»»

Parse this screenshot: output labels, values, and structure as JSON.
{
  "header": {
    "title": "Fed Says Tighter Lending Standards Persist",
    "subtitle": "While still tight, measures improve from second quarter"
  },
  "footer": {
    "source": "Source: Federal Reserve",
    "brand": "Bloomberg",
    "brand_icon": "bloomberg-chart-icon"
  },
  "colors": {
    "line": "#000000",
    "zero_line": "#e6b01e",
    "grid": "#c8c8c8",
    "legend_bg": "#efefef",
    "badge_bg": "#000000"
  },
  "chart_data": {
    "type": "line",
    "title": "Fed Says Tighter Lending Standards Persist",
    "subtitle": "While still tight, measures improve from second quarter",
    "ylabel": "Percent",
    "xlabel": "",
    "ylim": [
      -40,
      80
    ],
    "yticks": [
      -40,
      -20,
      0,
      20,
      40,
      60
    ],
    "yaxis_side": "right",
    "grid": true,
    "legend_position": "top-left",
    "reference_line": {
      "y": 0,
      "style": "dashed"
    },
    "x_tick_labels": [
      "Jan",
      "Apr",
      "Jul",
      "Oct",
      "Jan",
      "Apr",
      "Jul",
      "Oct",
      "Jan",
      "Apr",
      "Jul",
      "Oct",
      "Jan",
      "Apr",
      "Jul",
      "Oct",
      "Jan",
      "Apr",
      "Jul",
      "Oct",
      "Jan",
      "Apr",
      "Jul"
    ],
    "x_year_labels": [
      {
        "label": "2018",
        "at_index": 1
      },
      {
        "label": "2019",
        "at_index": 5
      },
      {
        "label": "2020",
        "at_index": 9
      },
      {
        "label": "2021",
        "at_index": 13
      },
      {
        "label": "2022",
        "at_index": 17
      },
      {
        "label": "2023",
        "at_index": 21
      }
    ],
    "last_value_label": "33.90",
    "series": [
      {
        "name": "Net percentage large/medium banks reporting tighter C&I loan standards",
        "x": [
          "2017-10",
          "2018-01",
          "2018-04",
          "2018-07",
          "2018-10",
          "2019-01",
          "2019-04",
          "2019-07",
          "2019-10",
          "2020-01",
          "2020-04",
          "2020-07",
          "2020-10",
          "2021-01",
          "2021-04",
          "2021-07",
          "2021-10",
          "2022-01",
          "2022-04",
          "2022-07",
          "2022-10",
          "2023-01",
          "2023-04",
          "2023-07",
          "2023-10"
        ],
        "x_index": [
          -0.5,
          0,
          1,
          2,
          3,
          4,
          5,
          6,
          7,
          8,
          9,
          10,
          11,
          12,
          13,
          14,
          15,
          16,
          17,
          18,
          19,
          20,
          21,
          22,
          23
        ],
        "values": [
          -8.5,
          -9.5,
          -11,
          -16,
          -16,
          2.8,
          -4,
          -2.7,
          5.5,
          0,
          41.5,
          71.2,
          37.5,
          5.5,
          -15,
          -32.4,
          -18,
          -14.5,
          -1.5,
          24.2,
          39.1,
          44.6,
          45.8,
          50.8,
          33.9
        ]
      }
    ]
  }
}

««

● REQUIREMENTS
Look through the records and gather every line containing "still".

● RESULT OF THE TASK
    "subtitle": "While still tight, measures improve from second quarter"
    "subtitle": "While still tight, measures improve from second quarter",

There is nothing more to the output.